_Exercise instructions_
Pull each line holding "systems" out of the entries below.
START Extracted entries
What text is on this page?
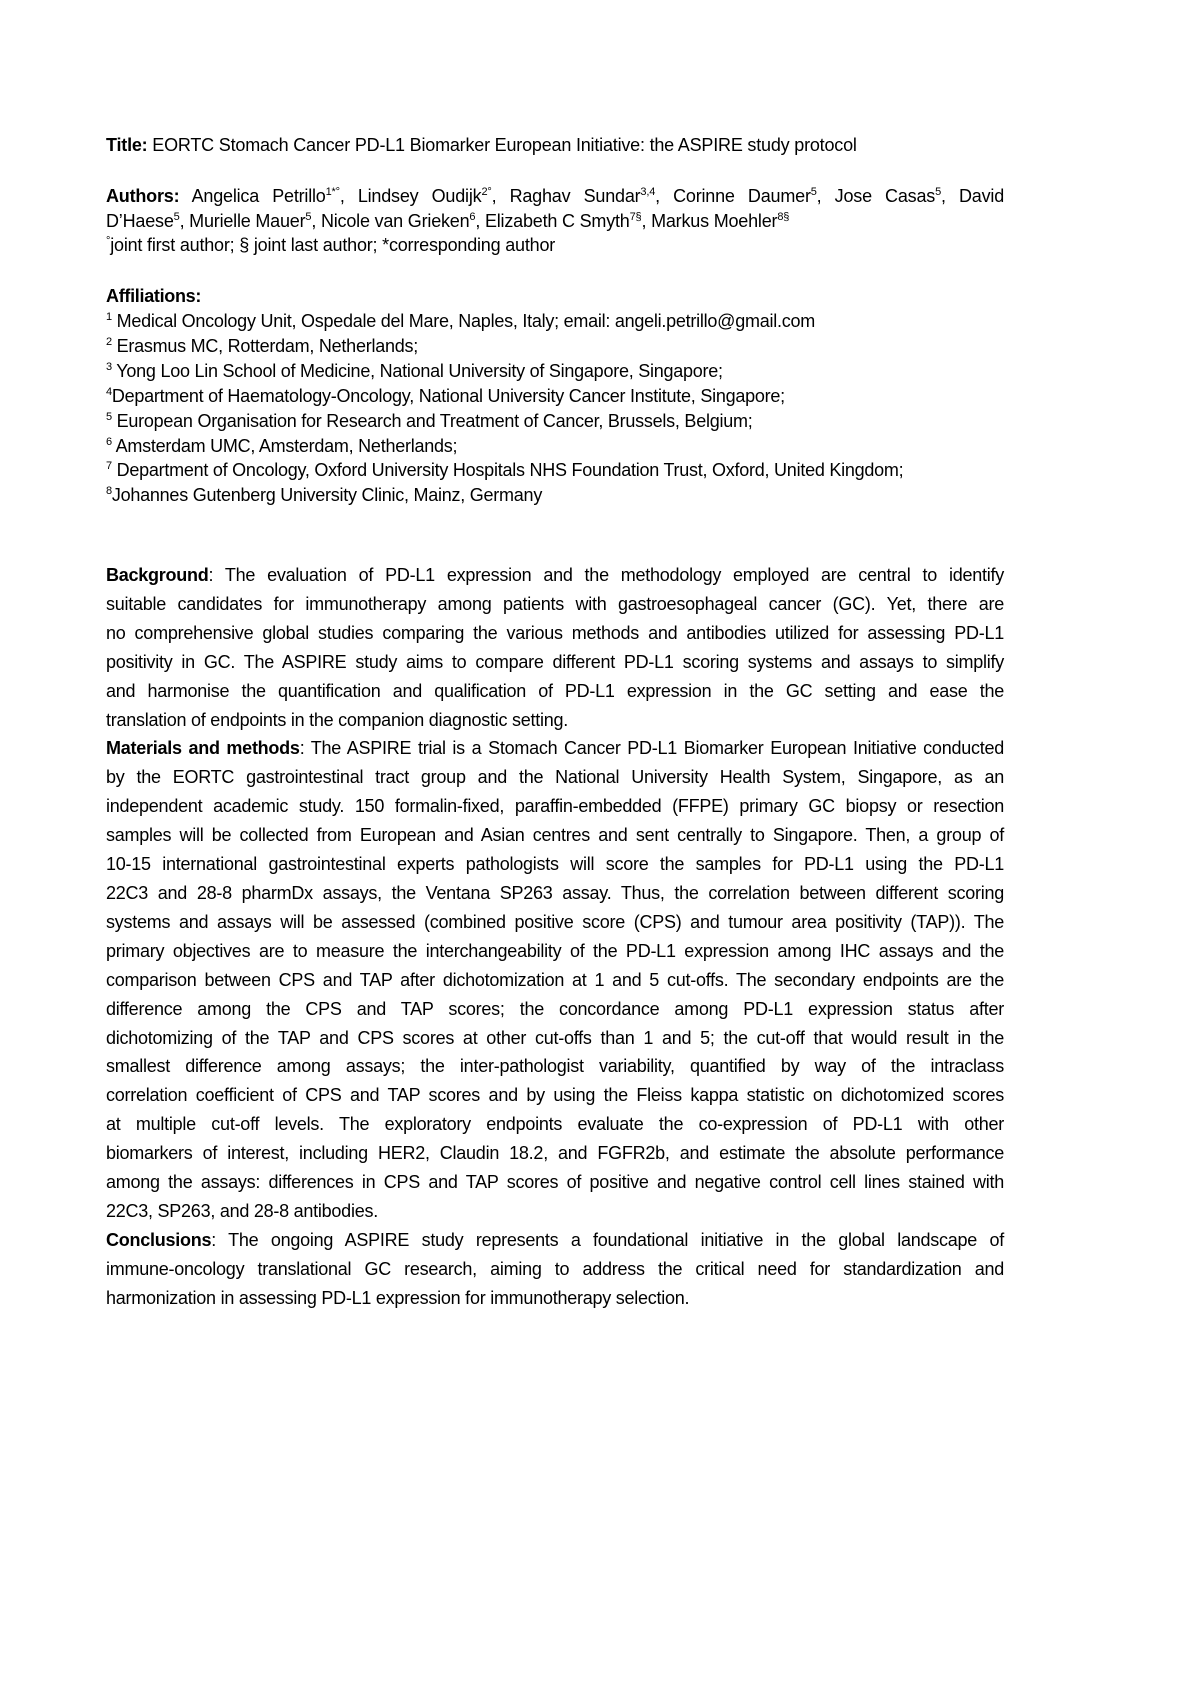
Title: EORTC Stomach Cancer PD-L1 Biomarker European Initiative: the ASPIRE study protocol
Authors: Angelica Petrillo$^{1*^\circ}$, Lindsey Oudijk$^{2^\circ}$, Raghav Sundar$^{3,4}$, Corinne Daumer$^5$, Jose Casas$^5$, David
D’Haese$^5$, Murielle Mauer$^5$, Nicole van Grieken$^6$, Elizabeth C Smyth$^{7\S}$, Markus Moehler$^{8\S}$
°joint first author; § joint last author; *corresponding author
Affiliations:
$^1$ Medical Oncology Unit, Ospedale del Mare, Naples, Italy; email: angeli.petrillo@gmail.com
$^2$ Erasmus MC, Rotterdam, Netherlands;
$^3$ Yong Loo Lin School of Medicine, National University of Singapore, Singapore;
$^4$Department of Haematology-Oncology, National University Cancer Institute, Singapore;
$^5$ European Organisation for Research and Treatment of Cancer, Brussels, Belgium;
$^6$ Amsterdam UMC, Amsterdam, Netherlands;
$^7$ Department of Oncology, Oxford University Hospitals NHS Foundation Trust, Oxford, United Kingdom;
$^8$Johannes Gutenberg University Clinic, Mainz, Germany

Background: The evaluation of PD-L1 expression and the methodology employed are central to identify
suitable candidates for immunotherapy among patients with gastroesophageal cancer (GC). Yet, there are
no comprehensive global studies comparing the various methods and antibodies utilized for assessing PD-L1
positivity in GC. The ASPIRE study aims to compare different PD-L1 scoring systems and assays to simplify
and harmonise the quantification and qualification of PD-L1 expression in the GC setting and ease the
translation of endpoints in the companion diagnostic setting.

Materials and methods: The ASPIRE trial is a Stomach Cancer PD-L1 Biomarker European Initiative conducted
by the EORTC gastrointestinal tract group and the National University Health System, Singapore, as an
independent academic study. 150 formalin-fixed, paraffin-embedded (FFPE) primary GC biopsy or resection
samples will be collected from European and Asian centres and sent centrally to Singapore. Then, a group of
10-15 international gastrointestinal experts pathologists will score the samples for PD-L1 using the PD-L1
22C3 and 28-8 pharmDx assays, the Ventana SP263 assay. Thus, the correlation between different scoring
systems and assays will be assessed (combined positive score (CPS) and tumour area positivity (TAP)). The
primary objectives are to measure the interchangeability of the PD-L1 expression among IHC assays and the
comparison between CPS and TAP after dichotomization at 1 and 5 cut-offs. The secondary endpoints are the
difference among the CPS and TAP scores; the concordance among PD-L1 expression status after
dichotomizing of the TAP and CPS scores at other cut-offs than 1 and 5; the cut-off that would result in the
smallest difference among assays; the inter-pathologist variability, quantified by way of the intraclass
correlation coefficient of CPS and TAP scores and by using the Fleiss kappa statistic on dichotomized scores
at multiple cut-off levels. The exploratory endpoints evaluate the co-expression of PD-L1 with other
biomarkers of interest, including HER2, Claudin 18.2, and FGFR2b, and estimate the absolute performance
among the assays: differences in CPS and TAP scores of positive and negative control cell lines stained with
22C3, SP263, and 28-8 antibodies.

Conclusions: The ongoing ASPIRE study represents a foundational initiative in the global landscape of
immune-oncology translational GC research, aiming to address the critical need for standardization and
harmonization in assessing PD-L1 expression for immunotherapy selection.
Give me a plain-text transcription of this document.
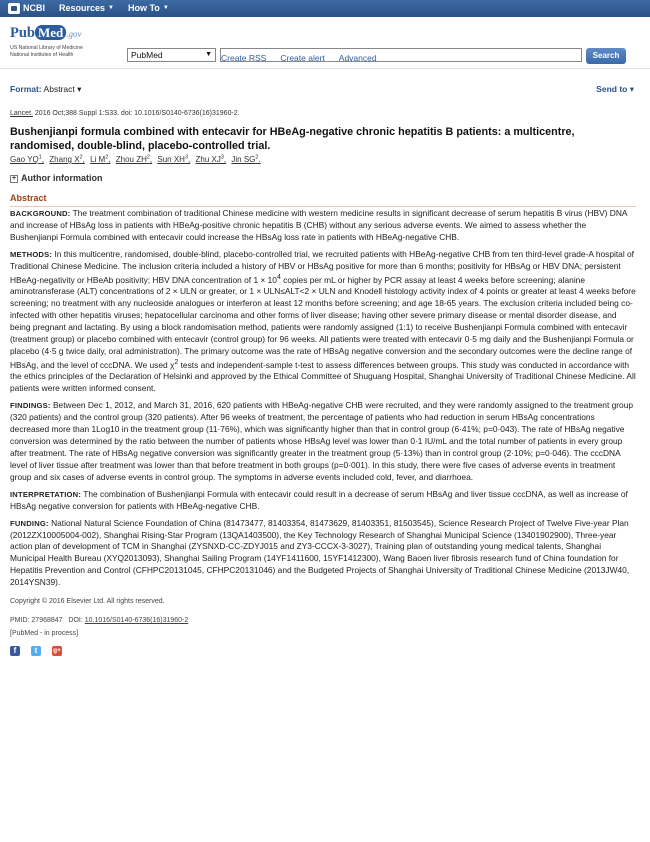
NCBI Resources ▼ How To ▼
Pub Med .gov
US National Library of Medicine
National Institutes of Health	PubMed	▼	Search
Create RSS Create alert Advanced
Format: Abstract ▾	Send to ▾
Lancet. 2016 Oct;388 Suppl 1:S33. doi: 10.1016/S0140-6736(16)31960-2.
Bushenjianpi formula combined with entecavir for HBeAg-negative chronic hepatitis B patients: a multicentre, randomised, double-blind, placebo-controlled trial.
Gao $YQ^1$, Zhang $X^2$, Li $M^2$, Zhou $ZH^2$, Sun $XH^3$, Zhu $XJ^3$, Jin $SG^2$.
+ Author information
Abstract

BACKGROUND: The treatment combination of traditional Chinese medicine with western medicine results in significant decrease of serum hepatitis B virus (HBV) DNA and increase of HBsAg loss in patients with HBeAg-positive chronic hepatitis B (CHB) without any serious adverse events. We aimed to assess whether the Bushenjianpi Formula combined with entecavir could increase the HBsAg loss rate in patients with HBeAg-negative CHB.

METHODS: In this multicentre, randomised, double-blind, placebo-controlled trial, we recruited patients with HBeAg-negative CHB from ten third-level grade-A hospital of Traditional Chinese Medicine. The inclusion criteria included a history of HBV or HBsAg positive for more than 6 months; positivity for HBsAg or HBV DNA; persistent HBeAg-negativity or HBeAb positivity; HBV DNA concentration of $1 \times 10^4$ copies per mL or higher by PCR assay at least 4 weeks before screening; alanine aminotransferase (ALT) concentrations of 2 × ULN or greater, or 1 × ULN≤ALT<2 × ULN and Knodell histology activity index of 4 points or greater at least 4 weeks before screening; no treatment with any nucleoside analogues or interferon at least 12 months before screening; and age 18-65 years. The exclusion criteria included being co-infected with other hepatitis viruses; hepatocellular carcinoma and other forms of liver disease; having other severe primary disease or mental disorder disease, and being pregnant and lactating. By using a block randomisation method, patients were randomly assigned (1:1) to receive Bushenjianpi Formula combined with entecavir (treatment group) or placebo combined with entecavir (control group) for 96 weeks. All patients were treated with entecavir 0·5 mg daily and the Bushenjianpi Formula or placebo (4·5 g twice daily, oral administration). The primary outcome was the rate of HBsAg negative conversion and the secondary outcomes were the decline range of HBsAg, and the level of cccDNA. We used $\chi^2$ tests and independent-sample t-test to assess differences between groups. This study was conducted in accordance with the ethics principles of the Declaration of Helsinki and approved by the Ethical Committee of Shuguang Hospital, Shanghai University of Traditional Chinese Medicine. All patients were written informed consent.

FINDINGS: Between Dec 1, 2012, and March 31, 2016, 620 patients with HBeAg-negative CHB were recruited, and they were randomly assigned to the treatment group (320 patients) and the control group (320 patients). After 96 weeks of treatment, the percentage of patients who had reduction in serum HBsAg concentrations decreased more than 1Log10 in the treatment group (11·76%), which was significantly higher than that in control group (6·41%; p=0·043). The rate of HBsAg negative conversion was determined by the ratio between the number of patients whose HBsAg level was lower than 0·1 IU/mL and the total number of patients in every group after treatment. The rate of HBsAg negative conversion was significantly greater in the treatment group (5·13%) than in control group (2·10%; p=0·046). The cccDNA level of liver tissue after treatment was lower than that before treatment in both groups (p=0·001). In this study, there were five cases of adverse events in treatment group and six cases of adverse events in control group. The symptoms in adverse events included cold, fever, and diarrhoea.

INTERPRETATION: The combination of Bushenjianpi Formula with entecavir could result in a decrease of serum HBsAg and liver tissue cccDNA, as well as increase of HBsAg negative conversion for patients with HBeAg-negative CHB.

FUNDING: National Natural Science Foundation of China (81473477, 81403354, 81473629, 81403351, 81503545), Science Research Project of Twelve Five-year Plan (2012ZX10005004-002), Shanghai Rising-Star Program (13QA1403500), the Key Technology Research of Shanghai Municipal Science (13401902900), Three-year action plan of development of TCM in Shanghai (ZYSNXD-CC-ZDYJ015 and ZY3-CCCX-3-3027), Training plan of outstanding young medical talents, Shanghai Municipal Health Bureau (XYQ2013093), Shanghai Sailing Program (14YF1411600, 15YF1412300), Wang Baoen liver fibrosis research fund of China foundation for Hepatitis Prevention and Control (CFHPC20131045, CFHPC20131046) and the Budgeted Projects of Shanghai University of Traditional Chinese Medicine (2013JW40, 2014YSN39).

Copyright © 2016 Elsevier Ltd. All rights reserved.

PMID: 27968847 DOI: 10.1016/S0140-6736(16)31960-2

[PubMed - in process]

f	t	g+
END Extracted entries
_Exercise response_
positivity in GC. The ASPIRE study aims to compare different PD-L1 scoring systems and assays to simplify
systems and assays will be assessed (combined positive score (CPS) and tumour area positivity (TAP)). The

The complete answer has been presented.